# [AIM OF THE TASK]
Scan the listing below. Report each line that includes "Кампания".

Data excerpts:

= = = = = = =

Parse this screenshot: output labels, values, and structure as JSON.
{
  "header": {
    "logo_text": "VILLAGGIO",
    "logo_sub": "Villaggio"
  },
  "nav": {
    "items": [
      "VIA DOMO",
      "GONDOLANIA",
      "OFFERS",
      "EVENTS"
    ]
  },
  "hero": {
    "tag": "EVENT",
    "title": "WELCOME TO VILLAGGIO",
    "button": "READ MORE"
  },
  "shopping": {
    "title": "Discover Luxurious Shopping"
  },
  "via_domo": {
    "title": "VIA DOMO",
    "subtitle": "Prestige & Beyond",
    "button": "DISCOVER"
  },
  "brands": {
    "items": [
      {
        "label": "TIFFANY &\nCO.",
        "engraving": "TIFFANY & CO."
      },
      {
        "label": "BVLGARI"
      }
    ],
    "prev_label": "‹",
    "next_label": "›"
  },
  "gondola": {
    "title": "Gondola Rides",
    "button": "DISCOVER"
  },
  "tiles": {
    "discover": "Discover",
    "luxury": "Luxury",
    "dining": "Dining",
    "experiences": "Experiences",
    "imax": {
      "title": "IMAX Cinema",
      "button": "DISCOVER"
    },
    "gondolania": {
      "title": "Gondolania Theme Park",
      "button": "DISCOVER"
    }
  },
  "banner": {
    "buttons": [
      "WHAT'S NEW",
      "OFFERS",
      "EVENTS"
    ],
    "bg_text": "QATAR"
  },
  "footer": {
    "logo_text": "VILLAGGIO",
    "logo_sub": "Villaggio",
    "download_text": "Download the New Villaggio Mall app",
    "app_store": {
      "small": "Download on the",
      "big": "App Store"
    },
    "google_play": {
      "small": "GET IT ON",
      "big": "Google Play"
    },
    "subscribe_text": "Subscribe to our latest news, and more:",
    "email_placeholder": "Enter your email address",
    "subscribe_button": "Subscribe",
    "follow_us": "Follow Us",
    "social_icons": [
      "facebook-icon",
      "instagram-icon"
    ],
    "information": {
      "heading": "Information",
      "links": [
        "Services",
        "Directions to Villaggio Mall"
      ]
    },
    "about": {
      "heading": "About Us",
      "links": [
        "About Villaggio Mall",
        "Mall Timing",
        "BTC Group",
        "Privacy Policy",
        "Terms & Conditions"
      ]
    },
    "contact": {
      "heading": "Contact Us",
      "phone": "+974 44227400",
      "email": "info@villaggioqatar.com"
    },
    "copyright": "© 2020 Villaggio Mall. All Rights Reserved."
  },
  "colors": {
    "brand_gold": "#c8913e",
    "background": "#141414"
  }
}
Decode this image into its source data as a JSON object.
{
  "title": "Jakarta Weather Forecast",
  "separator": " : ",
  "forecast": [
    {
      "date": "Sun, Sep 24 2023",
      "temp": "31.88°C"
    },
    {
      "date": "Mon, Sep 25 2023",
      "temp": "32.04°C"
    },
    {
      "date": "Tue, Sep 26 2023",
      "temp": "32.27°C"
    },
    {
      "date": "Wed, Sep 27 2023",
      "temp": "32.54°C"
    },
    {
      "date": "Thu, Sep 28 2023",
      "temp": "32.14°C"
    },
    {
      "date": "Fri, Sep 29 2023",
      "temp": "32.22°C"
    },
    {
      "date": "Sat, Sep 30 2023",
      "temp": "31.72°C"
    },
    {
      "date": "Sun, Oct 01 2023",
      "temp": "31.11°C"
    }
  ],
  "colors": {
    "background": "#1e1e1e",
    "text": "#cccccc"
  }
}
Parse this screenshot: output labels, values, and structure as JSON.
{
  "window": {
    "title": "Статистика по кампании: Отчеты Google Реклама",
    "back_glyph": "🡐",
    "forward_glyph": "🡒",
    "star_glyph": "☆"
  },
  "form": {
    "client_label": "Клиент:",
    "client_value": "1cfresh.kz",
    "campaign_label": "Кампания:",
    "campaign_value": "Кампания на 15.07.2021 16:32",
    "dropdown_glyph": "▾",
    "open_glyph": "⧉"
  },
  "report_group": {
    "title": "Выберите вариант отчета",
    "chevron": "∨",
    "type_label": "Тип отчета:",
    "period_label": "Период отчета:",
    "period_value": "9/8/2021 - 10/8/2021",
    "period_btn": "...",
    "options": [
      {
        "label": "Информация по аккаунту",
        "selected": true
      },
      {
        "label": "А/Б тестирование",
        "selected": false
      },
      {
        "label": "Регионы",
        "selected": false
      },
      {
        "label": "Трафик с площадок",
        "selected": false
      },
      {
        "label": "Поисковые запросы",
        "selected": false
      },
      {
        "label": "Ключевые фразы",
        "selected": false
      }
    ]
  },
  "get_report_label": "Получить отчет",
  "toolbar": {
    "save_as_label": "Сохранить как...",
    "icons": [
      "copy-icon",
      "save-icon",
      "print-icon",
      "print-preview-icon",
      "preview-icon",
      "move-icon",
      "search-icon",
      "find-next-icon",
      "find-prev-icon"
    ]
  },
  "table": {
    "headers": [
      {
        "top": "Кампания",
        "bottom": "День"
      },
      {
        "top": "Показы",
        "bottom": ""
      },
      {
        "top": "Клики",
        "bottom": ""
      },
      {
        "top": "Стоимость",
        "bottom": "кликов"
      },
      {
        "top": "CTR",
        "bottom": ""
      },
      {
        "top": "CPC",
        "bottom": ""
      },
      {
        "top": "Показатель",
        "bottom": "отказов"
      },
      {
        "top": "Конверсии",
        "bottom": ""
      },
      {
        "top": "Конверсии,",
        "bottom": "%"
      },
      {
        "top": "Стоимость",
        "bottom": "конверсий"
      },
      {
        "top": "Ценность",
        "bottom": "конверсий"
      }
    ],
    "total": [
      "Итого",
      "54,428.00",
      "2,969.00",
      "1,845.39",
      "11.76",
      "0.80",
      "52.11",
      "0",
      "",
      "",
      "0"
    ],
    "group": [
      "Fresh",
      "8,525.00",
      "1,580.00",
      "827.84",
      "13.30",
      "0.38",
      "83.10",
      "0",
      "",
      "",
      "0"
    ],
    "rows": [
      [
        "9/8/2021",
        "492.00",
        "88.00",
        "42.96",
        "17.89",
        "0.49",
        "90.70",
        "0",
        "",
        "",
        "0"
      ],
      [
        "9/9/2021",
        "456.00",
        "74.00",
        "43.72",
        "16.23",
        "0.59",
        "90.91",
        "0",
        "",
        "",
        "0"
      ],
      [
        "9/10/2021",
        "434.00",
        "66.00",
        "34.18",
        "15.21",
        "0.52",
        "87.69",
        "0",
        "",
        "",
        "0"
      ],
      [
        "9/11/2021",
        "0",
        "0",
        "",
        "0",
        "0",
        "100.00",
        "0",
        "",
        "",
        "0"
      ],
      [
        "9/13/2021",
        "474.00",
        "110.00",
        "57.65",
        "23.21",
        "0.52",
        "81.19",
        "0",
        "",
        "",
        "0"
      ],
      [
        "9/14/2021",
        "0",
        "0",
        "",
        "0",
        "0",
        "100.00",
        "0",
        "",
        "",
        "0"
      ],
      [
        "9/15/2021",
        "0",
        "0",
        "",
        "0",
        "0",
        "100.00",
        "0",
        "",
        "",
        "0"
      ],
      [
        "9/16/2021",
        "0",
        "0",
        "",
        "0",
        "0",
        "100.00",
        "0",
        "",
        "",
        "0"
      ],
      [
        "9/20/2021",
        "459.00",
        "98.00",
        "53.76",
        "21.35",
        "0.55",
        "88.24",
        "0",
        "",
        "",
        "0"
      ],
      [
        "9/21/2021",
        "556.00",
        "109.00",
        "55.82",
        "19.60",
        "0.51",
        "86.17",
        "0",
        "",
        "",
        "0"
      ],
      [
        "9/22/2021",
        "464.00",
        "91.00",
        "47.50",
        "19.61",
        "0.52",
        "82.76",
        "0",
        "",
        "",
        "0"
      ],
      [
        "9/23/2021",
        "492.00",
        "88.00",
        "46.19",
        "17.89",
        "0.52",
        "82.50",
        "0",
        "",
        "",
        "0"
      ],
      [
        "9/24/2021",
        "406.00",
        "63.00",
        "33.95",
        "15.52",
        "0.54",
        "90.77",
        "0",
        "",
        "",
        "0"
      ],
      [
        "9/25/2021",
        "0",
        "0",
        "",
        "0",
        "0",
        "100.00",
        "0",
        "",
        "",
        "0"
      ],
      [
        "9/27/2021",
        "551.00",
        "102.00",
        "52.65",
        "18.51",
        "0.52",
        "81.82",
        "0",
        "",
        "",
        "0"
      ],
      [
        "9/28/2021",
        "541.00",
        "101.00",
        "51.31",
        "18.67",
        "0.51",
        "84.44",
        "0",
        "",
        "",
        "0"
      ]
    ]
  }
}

= = = = = = =

# [SOLUTION]
    "campaign_label": "Кампания:",
    "campaign_value": "Кампания на 15.07.2021 16:32",
        "top": "Кампания",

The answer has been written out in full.